## What you should do
Where a line contains the word "заменить", copy that line.

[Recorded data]
======
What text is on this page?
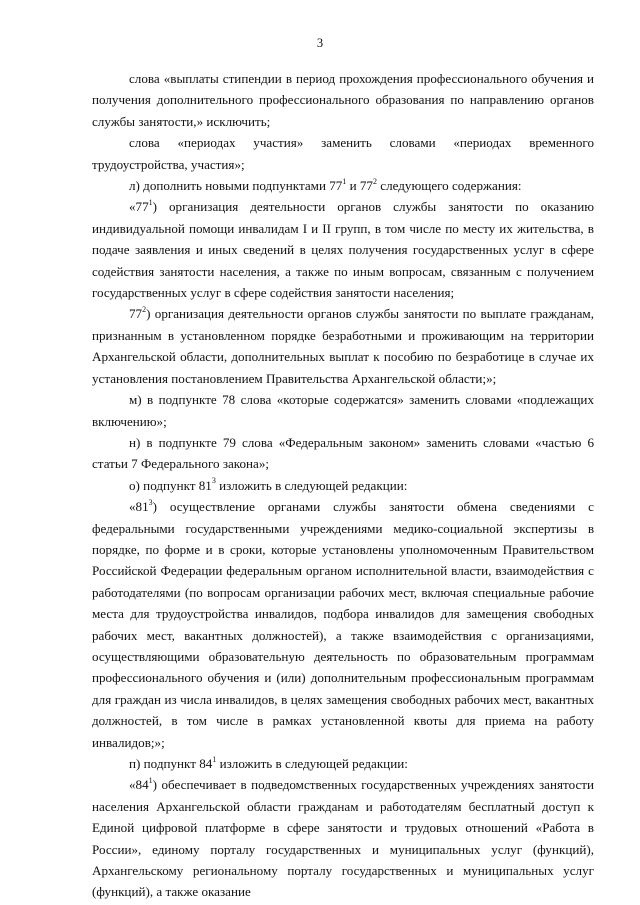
3

слова «выплаты стипендии в период прохождения профессионального обучения и получения дополнительного профессионального образования по направлению органов службы занятости,» исключить;

слова «периодах участия» заменить словами «периодах временного трудоустройства, участия»;

л) дополнить новыми подпунктами $77^1$ и $77^2$ следующего содержания:

«$77^1$) организация деятельности органов службы занятости по оказанию индивидуальной помощи инвалидам I и II групп, в том числе по месту их жительства, в подаче заявления и иных сведений в целях получения государственных услуг в сфере содействия занятости населения, а также по иным вопросам, связанным с получением государственных услуг в сфере содействия занятости населения;

$77^2$) организация деятельности органов службы занятости по выплате гражданам, признанным в установленном порядке безработными и проживающим на территории Архангельской области, дополнительных выплат к пособию по безработице в случае их установления постановлением Правительства Архангельской области;»;

м) в подпункте 78 слова «которые содержатся» заменить словами «подлежащих включению»;

н) в подпункте 79 слова «Федеральным законом» заменить словами «частью 6 статьи 7 Федерального закона»;

о) подпункт $81^3$ изложить в следующей редакции:

«$81^3$) осуществление органами службы занятости обмена сведениями с федеральными государственными учреждениями медико-социальной экспертизы в порядке, по форме и в сроки, которые установлены уполномоченным Правительством Российской Федерации федеральным органом исполнительной власти, взаимодействия с работодателями (по вопросам организации рабочих мест, включая специальные рабочие места для трудоустройства инвалидов, подбора инвалидов для замещения свободных рабочих мест, вакантных должностей), а также взаимодействия с организациями, осуществляющими образовательную деятельность по образовательным программам профессионального обучения и (или) дополнительным профессиональным программам для граждан из числа инвалидов, в целях замещения свободных рабочих мест, вакантных должностей, в том числе в рамках установленной квоты для приема на работу инвалидов;»;

п) подпункт $84^1$ изложить в следующей редакции:

«$84^1$) обеспечивает в подведомственных государственных учреждениях занятости населения Архангельской области гражданам и работодателям бесплатный доступ к Единой цифровой платформе в сфере занятости и трудовых отношений «Работа в России», единому порталу государственных и муниципальных услуг (функций), Архангельскому региональному порталу государственных и муниципальных услуг (функций), а также оказание
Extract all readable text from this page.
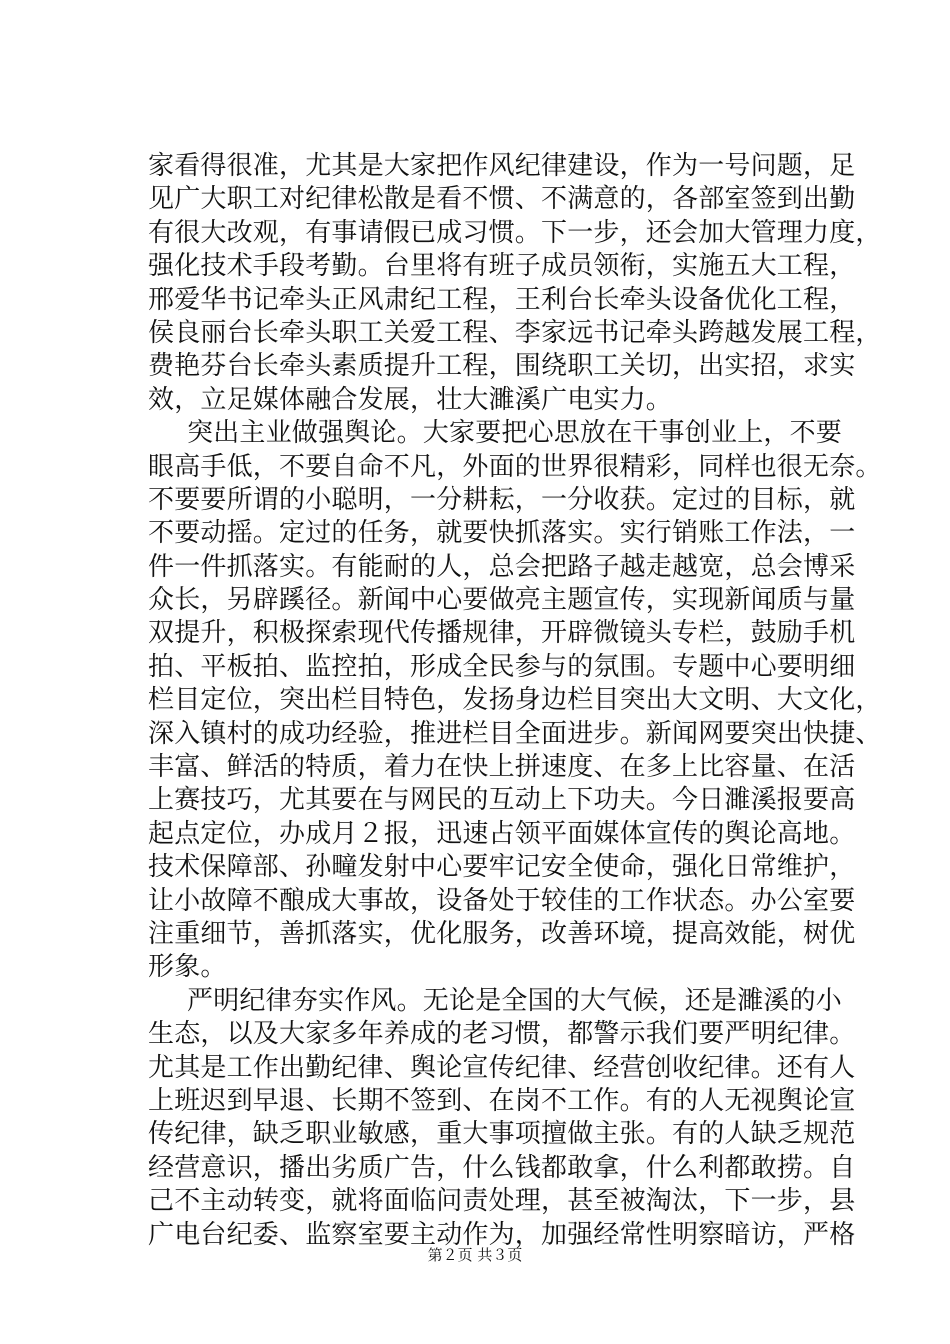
家看得很准，尤其是大家把作风纪律建设，作为一号问题，足
见广大职工对纪律松散是看不惯、不满意的，各部室签到出勤
有很大改观，有事请假已成习惯。下一步，还会加大管理力度，
强化技术手段考勤。台里将有班子成员领衔，实施五大工程，
邢爱华书记牵头正风肃纪工程，王利台长牵头设备优化工程，
侯良丽台长牵头职工关爱工程、李家远书记牵头跨越发展工程，
费艳芬台长牵头素质提升工程，围绕职工关切，出实招，求实
效，立足媒体融合发展，壮大濉溪广电实力。
突出主业做强舆论。大家要把心思放在干事创业上，不要
眼高手低，不要自命不凡，外面的世界很精彩，同样也很无奈。
不要要所谓的小聪明，一分耕耘，一分收获。定过的目标，就
不要动摇。定过的任务，就要快抓落实。实行销账工作法，一
件一件抓落实。有能耐的人，总会把路子越走越宽，总会博采
众长，另辟蹊径。新闻中心要做亮主题宣传，实现新闻质与量
双提升，积极探索现代传播规律，开辟微镜头专栏，鼓励手机
拍、平板拍、监控拍，形成全民参与的氛围。专题中心要明细
栏目定位，突出栏目特色，发扬身边栏目突出大文明、大文化，
深入镇村的成功经验，推进栏目全面进步。新闻网要突出快捷、
丰富、鲜活的特质，着力在快上拼速度、在多上比容量、在活
上赛技巧，尤其要在与网民的互动上下功夫。今日濉溪报要高
起点定位，办成月２报，迅速占领平面媒体宣传的舆论高地。
技术保障部、孙疃发射中心要牢记安全使命，强化日常维护，
让小故障不酿成大事故，设备处于较佳的工作状态。办公室要
注重细节，善抓落实，优化服务，改善环境，提高效能，树优
形象。
严明纪律夯实作风。无论是全国的大气候，还是濉溪的小
生态，以及大家多年养成的老习惯，都警示我们要严明纪律。
尤其是工作出勤纪律、舆论宣传纪律、经营创收纪律。还有人
上班迟到早退、长期不签到、在岗不工作。有的人无视舆论宣
传纪律，缺乏职业敏感，重大事项擅做主张。有的人缺乏规范
经营意识，播出劣质广告，什么钱都敢拿，什么利都敢捞。自
己不主动转变，就将面临问责处理，甚至被淘汰，下一步，县
广电台纪委、监察室要主动作为，加强经常性明察暗访，严格
第２页 共３页
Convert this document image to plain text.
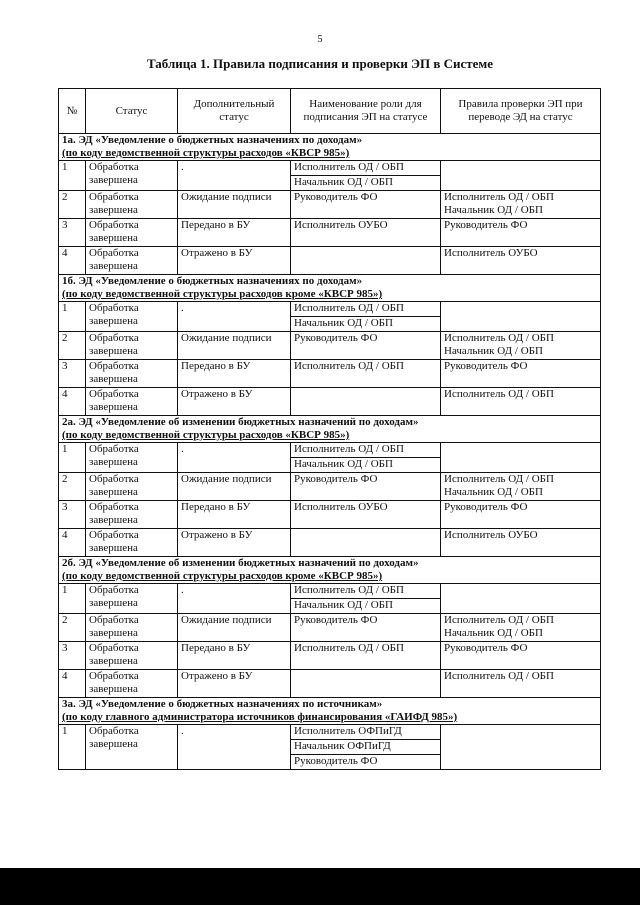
5
Таблица 1. Правила подписания и проверки ЭП в Системе
№	Статус	Дополнительный статус	Наименование роли для подписания ЭП на статусе	Правила проверки ЭП при переводе ЭД на статус

1а. ЭД «Уведомление о бюджетных назначениях по доходам»
(по коду ведомственной структуры расходов «КВСР 985»)				

1	Обработка завершена	.	Исполнитель ОД / ОБП
Начальник ОД / ОБП	

2	Обработка завершена	Ожидание подписи	Руководитель ФО	Исполнитель ОД / ОБП
Начальник ОД / ОБП

3	Обработка завершена	Передано в БУ	Исполнитель ОУБО	Руководитель ФО

4	Обработка завершена	Отражено в БУ		Исполнитель ОУБО

1б. ЭД «Уведомление о бюджетных назначениях по доходам»
(по коду ведомственной структуры расходов кроме «КВСР 985»)				

1	Обработка завершена	.	Исполнитель ОД / ОБП
Начальник ОД / ОБП	

2	Обработка завершена	Ожидание подписи	Руководитель ФО	Исполнитель ОД / ОБП
Начальник ОД / ОБП

3	Обработка завершена	Передано в БУ	Исполнитель ОД / ОБП	Руководитель ФО

4	Обработка завершена	Отражено в БУ		Исполнитель ОД / ОБП

2а. ЭД «Уведомление об изменении бюджетных назначений по доходам»
(по коду ведомственной структуры расходов «КВСР 985»)				

1	Обработка завершена	.	Исполнитель ОД / ОБП
Начальник ОД / ОБП	

2	Обработка завершена	Ожидание подписи	Руководитель ФО	Исполнитель ОД / ОБП
Начальник ОД / ОБП

3	Обработка завершена	Передано в БУ	Исполнитель ОУБО	Руководитель ФО

4	Обработка завершена	Отражено в БУ		Исполнитель ОУБО

2б. ЭД «Уведомление об изменении бюджетных назначений по доходам»
(по коду ведомственной структуры расходов кроме «КВСР 985»)				

1	Обработка завершена	.	Исполнитель ОД / ОБП
Начальник ОД / ОБП	

2	Обработка завершена	Ожидание подписи	Руководитель ФО	Исполнитель ОД / ОБП
Начальник ОД / ОБП

3	Обработка завершена	Передано в БУ	Исполнитель ОД / ОБП	Руководитель ФО

4	Обработка завершена	Отражено в БУ		Исполнитель ОД / ОБП

3а. ЭД «Уведомление о бюджетных назначениях по источникам»
(по коду главного администратора источников финансирования «ГАИФД 985»)				

1	Обработка завершена	.	Исполнитель ОФПиГД
Начальник ОФПиГД
Руководитель ФО	
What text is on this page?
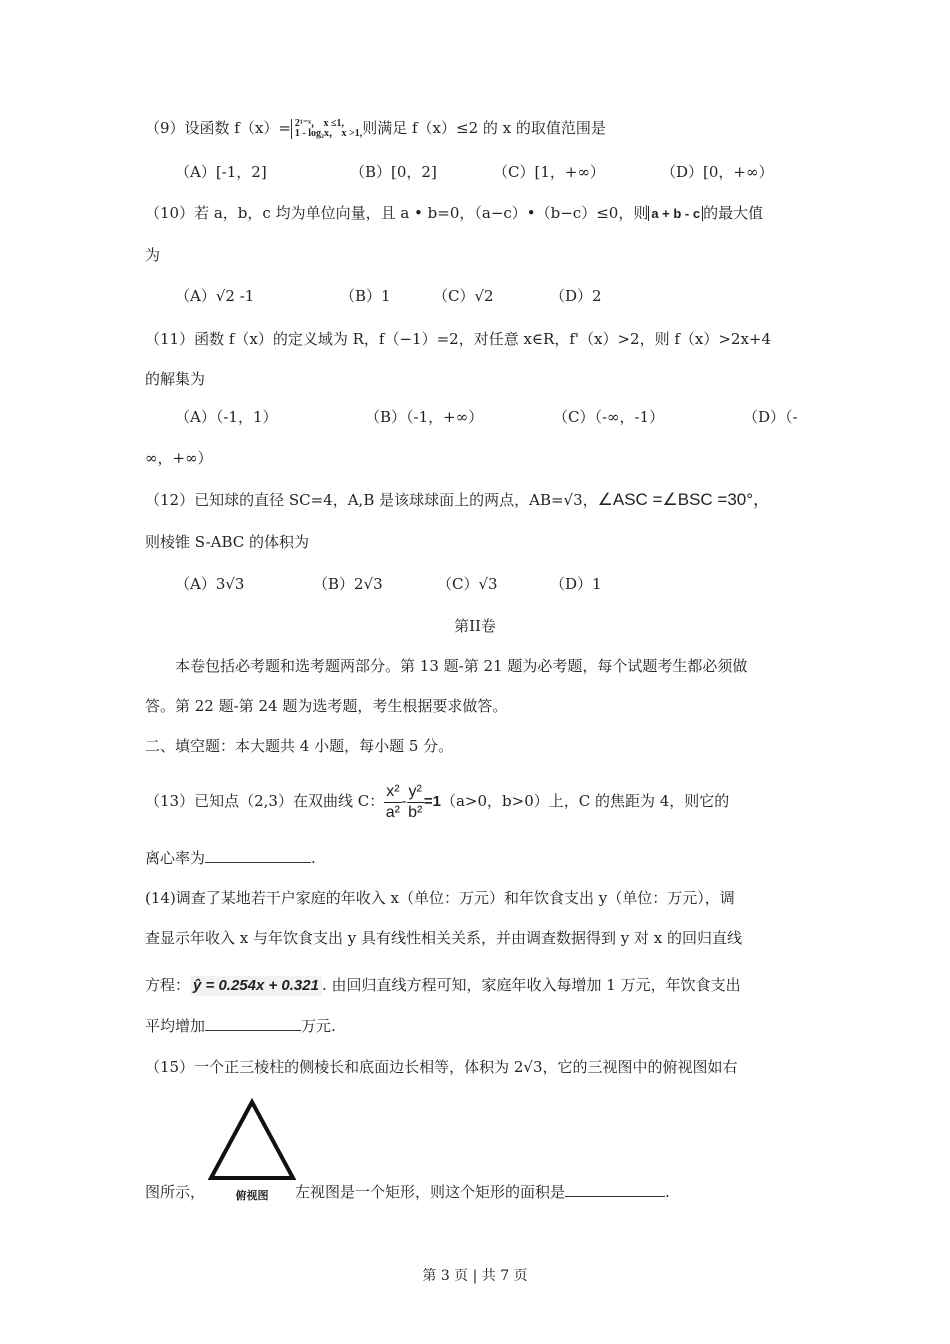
（9）设函数 f（x）= 2¹⁻ˣ， x ≤1,
1 - log₂x， x >1, 则满足 f（x）≤2 的 x 的取值范围是
（A）[-1，2]	（B）[0，2]	（C）[1，+∞）	（D）[0，+∞）
（10）若 a，b，c 均为单位向量，且 a • b=0，（a−c）•（b−c）≤0，则 a + b - c 的最大值
为
（A）√2 -1	（B）1	（C）√2	（D）2
（11）函数 f（x）的定义域为 R，f（−1）=2，对任意 x∈R，f'（x）>2，则 f（x）>2x+4
的解集为
（A）（-1，1）	（B）（-1，+∞）	（C）（-∞，-1）	（D）（-
∞，+∞）
（12）已知球的直径 SC=4，A,B 是该球球面上的两点，AB=√3，∠ASC =∠BSC =30°，
则棱锥 S-ABC 的体积为
（A）3√3	（B）2√3	（C）√3	（D）1
第II卷
本卷包括必考题和选考题两部分。第 13 题-第 21 题为必考题，每个试题考生都必须做
答。第 22 题-第 24 题为选考题，考生根据要求做答。
二、填空题：本大题共 4 小题，每小题 5 分。
（13）已知点（2,3）在双曲线 C： $\frac{\text{x²}}{\text{a²}} - \frac{\text{y²}}{\text{b²}} =1(a>0$，b>0）上，C 的焦距为 4，则它的
离心率为	.
(14)调查了某地若干户家庭的年收入 x（单位：万元）和年饮食支出 y（单位：万元），调
查显示年收入 x 与年饮食支出 y 具有线性相关关系，并由调查数据得到 y 对 x 的回归直线
方程： ŷ = 0.254x + 0.321 . 由回归直线方程可知，家庭年收入每增加 1 万元，年饮食支出
平均增加	万元.
（15）一个正三棱柱的侧棱长和底面边长相等，体积为 2√3，它的三视图中的俯视图如右
俯视图
图所示，	左视图是一个矩形，则这个矩形的面积是	.
第 3 页 | 共 7 页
======
## Task solution
слова «периодах участия» заменить словами «периодах временного трудоустройства, участия»;
м) в подпункте 78 слова «которые содержатся» заменить словами «подлежащих включению»;
н) в подпункте 79 слова «Федеральным законом» заменить словами «частью 6 статьи 7 Федерального закона»;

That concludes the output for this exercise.